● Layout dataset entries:
** start **

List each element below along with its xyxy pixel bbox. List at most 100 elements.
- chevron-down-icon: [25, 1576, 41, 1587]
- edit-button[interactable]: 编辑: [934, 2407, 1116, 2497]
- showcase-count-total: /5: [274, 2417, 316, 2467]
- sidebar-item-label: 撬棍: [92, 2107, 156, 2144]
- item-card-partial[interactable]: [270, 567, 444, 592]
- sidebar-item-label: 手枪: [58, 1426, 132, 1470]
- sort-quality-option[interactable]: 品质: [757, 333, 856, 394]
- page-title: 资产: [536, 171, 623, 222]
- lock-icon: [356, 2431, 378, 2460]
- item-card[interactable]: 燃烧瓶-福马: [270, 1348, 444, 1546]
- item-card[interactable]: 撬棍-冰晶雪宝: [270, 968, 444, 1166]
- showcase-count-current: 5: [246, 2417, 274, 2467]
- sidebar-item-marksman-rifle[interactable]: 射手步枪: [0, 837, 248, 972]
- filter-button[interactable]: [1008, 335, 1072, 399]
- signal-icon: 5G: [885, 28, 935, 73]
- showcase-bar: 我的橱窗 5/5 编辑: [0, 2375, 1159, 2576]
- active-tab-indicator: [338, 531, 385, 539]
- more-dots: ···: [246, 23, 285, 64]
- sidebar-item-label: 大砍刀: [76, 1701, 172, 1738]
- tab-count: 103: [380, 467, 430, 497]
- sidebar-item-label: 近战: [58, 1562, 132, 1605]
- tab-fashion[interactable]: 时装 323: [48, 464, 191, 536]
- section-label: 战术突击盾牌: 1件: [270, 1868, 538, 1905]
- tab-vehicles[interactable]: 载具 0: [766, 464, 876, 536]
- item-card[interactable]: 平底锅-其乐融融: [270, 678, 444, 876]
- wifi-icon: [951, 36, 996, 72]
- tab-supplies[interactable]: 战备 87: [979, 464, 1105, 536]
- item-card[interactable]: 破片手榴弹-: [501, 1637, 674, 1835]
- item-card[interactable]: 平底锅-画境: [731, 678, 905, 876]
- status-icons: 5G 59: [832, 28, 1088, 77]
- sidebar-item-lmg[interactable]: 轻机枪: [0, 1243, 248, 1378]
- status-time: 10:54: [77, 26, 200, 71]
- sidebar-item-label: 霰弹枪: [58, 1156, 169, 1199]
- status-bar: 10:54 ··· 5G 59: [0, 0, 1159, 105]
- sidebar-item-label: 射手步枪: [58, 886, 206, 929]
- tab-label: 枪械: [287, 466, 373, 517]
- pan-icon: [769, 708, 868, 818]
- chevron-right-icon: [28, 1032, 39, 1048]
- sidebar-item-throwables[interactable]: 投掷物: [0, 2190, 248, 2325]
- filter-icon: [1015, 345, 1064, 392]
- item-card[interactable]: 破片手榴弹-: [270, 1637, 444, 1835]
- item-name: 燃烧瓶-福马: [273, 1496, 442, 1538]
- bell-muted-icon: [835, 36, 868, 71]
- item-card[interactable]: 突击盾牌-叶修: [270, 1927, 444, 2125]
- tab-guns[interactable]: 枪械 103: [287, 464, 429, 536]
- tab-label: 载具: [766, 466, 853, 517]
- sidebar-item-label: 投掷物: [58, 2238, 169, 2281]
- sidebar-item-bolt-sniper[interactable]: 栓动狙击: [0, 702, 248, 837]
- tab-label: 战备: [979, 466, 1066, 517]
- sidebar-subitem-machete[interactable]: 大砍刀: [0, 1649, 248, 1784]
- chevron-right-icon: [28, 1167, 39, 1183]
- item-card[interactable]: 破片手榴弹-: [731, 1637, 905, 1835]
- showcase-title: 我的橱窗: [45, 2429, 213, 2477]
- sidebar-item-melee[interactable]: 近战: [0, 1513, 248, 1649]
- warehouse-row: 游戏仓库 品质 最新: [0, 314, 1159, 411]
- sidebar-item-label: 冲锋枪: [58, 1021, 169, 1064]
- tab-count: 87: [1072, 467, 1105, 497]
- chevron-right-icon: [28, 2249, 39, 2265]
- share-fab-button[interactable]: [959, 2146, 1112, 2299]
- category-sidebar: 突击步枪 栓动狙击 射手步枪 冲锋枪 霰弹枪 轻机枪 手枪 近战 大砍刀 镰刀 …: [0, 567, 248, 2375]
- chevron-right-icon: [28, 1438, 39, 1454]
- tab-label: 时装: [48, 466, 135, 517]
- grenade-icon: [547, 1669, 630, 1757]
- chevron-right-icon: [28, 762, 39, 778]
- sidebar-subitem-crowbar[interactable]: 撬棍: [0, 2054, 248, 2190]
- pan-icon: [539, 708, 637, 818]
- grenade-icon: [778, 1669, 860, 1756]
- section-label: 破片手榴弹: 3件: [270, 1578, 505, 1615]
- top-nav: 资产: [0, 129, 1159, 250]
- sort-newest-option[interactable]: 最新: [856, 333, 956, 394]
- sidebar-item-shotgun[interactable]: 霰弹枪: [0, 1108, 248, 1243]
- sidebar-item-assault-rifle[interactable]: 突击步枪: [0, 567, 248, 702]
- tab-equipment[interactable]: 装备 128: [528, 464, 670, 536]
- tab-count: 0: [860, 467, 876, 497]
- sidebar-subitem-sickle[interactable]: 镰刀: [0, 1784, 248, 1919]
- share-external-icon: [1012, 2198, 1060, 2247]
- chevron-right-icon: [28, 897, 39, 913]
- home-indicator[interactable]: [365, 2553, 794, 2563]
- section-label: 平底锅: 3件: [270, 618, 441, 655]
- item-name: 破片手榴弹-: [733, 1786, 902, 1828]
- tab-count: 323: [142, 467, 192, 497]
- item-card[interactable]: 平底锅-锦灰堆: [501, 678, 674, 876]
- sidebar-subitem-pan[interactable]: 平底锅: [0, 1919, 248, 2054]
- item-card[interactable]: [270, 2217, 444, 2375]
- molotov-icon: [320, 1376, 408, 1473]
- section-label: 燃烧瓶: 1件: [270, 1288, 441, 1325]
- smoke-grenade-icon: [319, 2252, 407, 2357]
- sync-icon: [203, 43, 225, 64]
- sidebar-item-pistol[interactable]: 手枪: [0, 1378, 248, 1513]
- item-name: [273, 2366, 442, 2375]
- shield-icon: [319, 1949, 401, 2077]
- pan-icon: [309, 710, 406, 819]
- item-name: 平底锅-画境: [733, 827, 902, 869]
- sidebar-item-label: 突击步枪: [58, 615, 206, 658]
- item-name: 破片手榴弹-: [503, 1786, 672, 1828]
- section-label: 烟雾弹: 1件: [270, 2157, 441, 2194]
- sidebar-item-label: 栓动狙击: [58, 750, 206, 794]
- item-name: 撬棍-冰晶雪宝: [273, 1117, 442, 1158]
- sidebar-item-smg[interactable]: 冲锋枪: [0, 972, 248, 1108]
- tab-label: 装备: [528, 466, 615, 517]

** end **

● Goal: Output every line of the data above as a JSON list of strings, with one string per line and blank lines omitted.

● Task response:
[
  "List each element below along with its xyxy pixel bbox. List at most 100 elements.",
  "- chevron-down-icon: [25, 1576, 41, 1587]",
  "- edit-button[interactable]: 编辑: [934, 2407, 1116, 2497]",
  "- showcase-count-total: /5: [274, 2417, 316, 2467]",
  "- sidebar-item-label: 撬棍: [92, 2107, 156, 2144]",
  "- item-card-partial[interactable]: [270, 567, 444, 592]",
  "- sidebar-item-label: 手枪: [58, 1426, 132, 1470]",
  "- sort-quality-option[interactable]: 品质: [757, 333, 856, 394]",
  "- page-title: 资产: [536, 171, 623, 222]",
  "- lock-icon: [356, 2431, 378, 2460]",
  "- item-card[interactable]: 燃烧瓶-福马: [270, 1348, 444, 1546]",
  "- item-card[interactable]: 撬棍-冰晶雪宝: [270, 968, 444, 1166]",
  "- showcase-count-current: 5: [246, 2417, 274, 2467]",
  "- sidebar-item-marksman-rifle[interactable]: 射手步枪: [0, 837, 248, 972]",
  "- filter-button[interactable]: [1008, 335, 1072, 399]",
  "- signal-icon: 5G: [885, 28, 935, 73]",
  "- showcase-bar: 我的橱窗 5/5 编辑: [0, 2375, 1159, 2576]",
  "- active-tab-indicator: [338, 531, 385, 539]",
  "- more-dots: ···: [246, 23, 285, 64]",
  "- sidebar-item-label: 大砍刀: [76, 1701, 172, 1738]",
  "- tab-count: 103: [380, 467, 430, 497]",
  "- sidebar-item-label: 近战: [58, 1562, 132, 1605]",
  "- tab-fashion[interactable]: 时装 323: [48, 464, 191, 536]",
  "- section-label: 战术突击盾牌: 1件: [270, 1868, 538, 1905]",
  "- tab-vehicles[interactable]: 载具 0: [766, 464, 876, 536]",
  "- item-card[interactable]: 平底锅-其乐融融: [270, 678, 444, 876]",
  "- wifi-icon: [951, 36, 996, 72]",
  "- tab-supplies[interactable]: 战备 87: [979, 464, 1105, 536]",
  "- item-card[interactable]: 破片手榴弹-: [501, 1637, 674, 1835]",
  "- item-card[interactable]: 平底锅-画境: [731, 678, 905, 876]",
  "- status-icons: 5G 59: [832, 28, 1088, 77]",
  "- sidebar-item-lmg[interactable]: 轻机枪: [0, 1243, 248, 1378]",
  "- status-time: 10:54: [77, 26, 200, 71]",
  "- sidebar-item-label: 霰弹枪: [58, 1156, 169, 1199]",
  "- status-bar: 10:54 ··· 5G 59: [0, 0, 1159, 105]",
  "- sidebar-item-label: 射手步枪: [58, 886, 206, 929]",
  "- tab-label: 枪械: [287, 466, 373, 517]",
  "- pan-icon: [769, 708, 868, 818]",
  "- chevron-right-icon: [28, 1032, 39, 1048]",
  "- sidebar-item-throwables[interactable]: 投掷物: [0, 2190, 248, 2325]",
  "- filter-icon: [1015, 345, 1064, 392]",
  "- item-card[interactable]: 破片手榴弹-: [270, 1637, 444, 1835]",
  "- item-name: 燃烧瓶-福马: [273, 1496, 442, 1538]",
  "- bell-muted-icon: [835, 36, 868, 71]",
  "- item-card[interactable]: 突击盾牌-叶修: [270, 1927, 444, 2125]",
  "- tab-guns[interactable]: 枪械 103: [287, 464, 429, 536]",
  "- tab-label: 载具: [766, 466, 853, 517]",
  "- sidebar-item-label: 投掷物: [58, 2238, 169, 2281]",
  "- sidebar-item-bolt-sniper[interactable]: 栓动狙击: [0, 702, 248, 837]",
  "- tab-label: 战备: [979, 466, 1066, 517]",
  "- sidebar-subitem-machete[interactable]: 大砍刀: [0, 1649, 248, 1784]",
  "- chevron-right-icon: [28, 1167, 39, 1183]",
  "- item-card[interactable]: 破片手榴弹-: [731, 1637, 905, 1835]",
  "- showcase-title: 我的橱窗: [45, 2429, 213, 2477]",
  "- sidebar-item-melee[interactable]: 近战: [0, 1513, 248, 1649]",
  "- warehouse-row: 游戏仓库 品质 最新: [0, 314, 1159, 411]",
  "- sidebar-item-label: 冲锋枪: [58, 1021, 169, 1064]",
  "- tab-count: 87: [1072, 467, 1105, 497]",
  "- chevron-right-icon: [28, 2249, 39, 2265]",
  "- share-fab-button[interactable]: [959, 2146, 1112, 2299]",
  "- category-sidebar: 突击步枪 栓动狙击 射手步枪 冲锋枪 霰弹枪 轻机枪 手枪 近战 大砍刀 镰刀 …: [0, 567, 248, 2375]",
  "- chevron-right-icon: [28, 1438, 39, 1454]",
  "- tab-label: 时装: [48, 466, 135, 517]",
  "- grenade-icon: [547, 1669, 630, 1757]",
  "- chevron-right-icon: [28, 762, 39, 778]",
  "- sidebar-subitem-crowbar[interactable]: 撬棍: [0, 2054, 248, 2190]",
  "- pan-icon: [539, 708, 637, 818]",
  "- grenade-icon: [778, 1669, 860, 1756]",
  "- section-label: 破片手榴弹: 3件: [270, 1578, 505, 1615]",
  "- top-nav: 资产: [0, 129, 1159, 250]",
  "- sort-newest-option[interactable]: 最新: [856, 333, 956, 394]",
  "- sidebar-item-shotgun[interactable]: 霰弹枪: [0, 1108, 248, 1243]",
  "- sidebar-item-assault-rifle[interactable]: 突击步枪: [0, 567, 248, 702]",
  "- tab-equipment[interactable]: 装备 128: [528, 464, 670, 536]",
  "- tab-count: 0: [860, 467, 876, 497]",
  "- sidebar-subitem-sickle[interactable]: 镰刀: [0, 1784, 248, 1919]",
  "- share-external-icon: [1012, 2198, 1060, 2247]",
  "- chevron-right-icon: [28, 897, 39, 913]",
  "- home-indicator[interactable]: [365, 2553, 794, 2563]",
  "- section-label: 平底锅: 3件: [270, 618, 441, 655]",
  "- item-name: 破片手榴弹-: [733, 1786, 902, 1828]",
  "- tab-count: 323: [142, 467, 192, 497]",
  "- item-card[interactable]: 平底锅-锦灰堆: [501, 678, 674, 876]",
  "- sidebar-subitem-pan[interactable]: 平底锅: [0, 1919, 248, 2054]",
  "- item-card[interactable]: [270, 2217, 444, 2375]",
  "- molotov-icon: [320, 1376, 408, 1473]",
  "- section-label: 燃烧瓶: 1件: [270, 1288, 441, 1325]",
  "- smoke-grenade-icon: [319, 2252, 407, 2357]",
  "- sync-icon: [203, 43, 225, 64]",
  "- sidebar-item-pistol[interactable]: 手枪: [0, 1378, 248, 1513]",
  "- item-name: [273, 2366, 442, 2375]",
  "- shield-icon: [319, 1949, 401, 2077]",
  "- pan-icon: [309, 710, 406, 819]",
  "- item-name: 平底锅-画境: [733, 827, 902, 869]",
  "- sidebar-item-label: 突击步枪: [58, 615, 206, 658]",
  "- item-name: 破片手榴弹-: [503, 1786, 672, 1828]",
  "- section-label: 烟雾弹: 1件: [270, 2157, 441, 2194]",
  "- sidebar-item-label: 栓动狙击: [58, 750, 206, 794]",
  "- item-name: 撬棍-冰晶雪宝: [273, 1117, 442, 1158]",
  "- sidebar-item-smg[interactable]: 冲锋枪: [0, 972, 248, 1108]",
  "- tab-label: 装备: [528, 466, 615, 517]"
]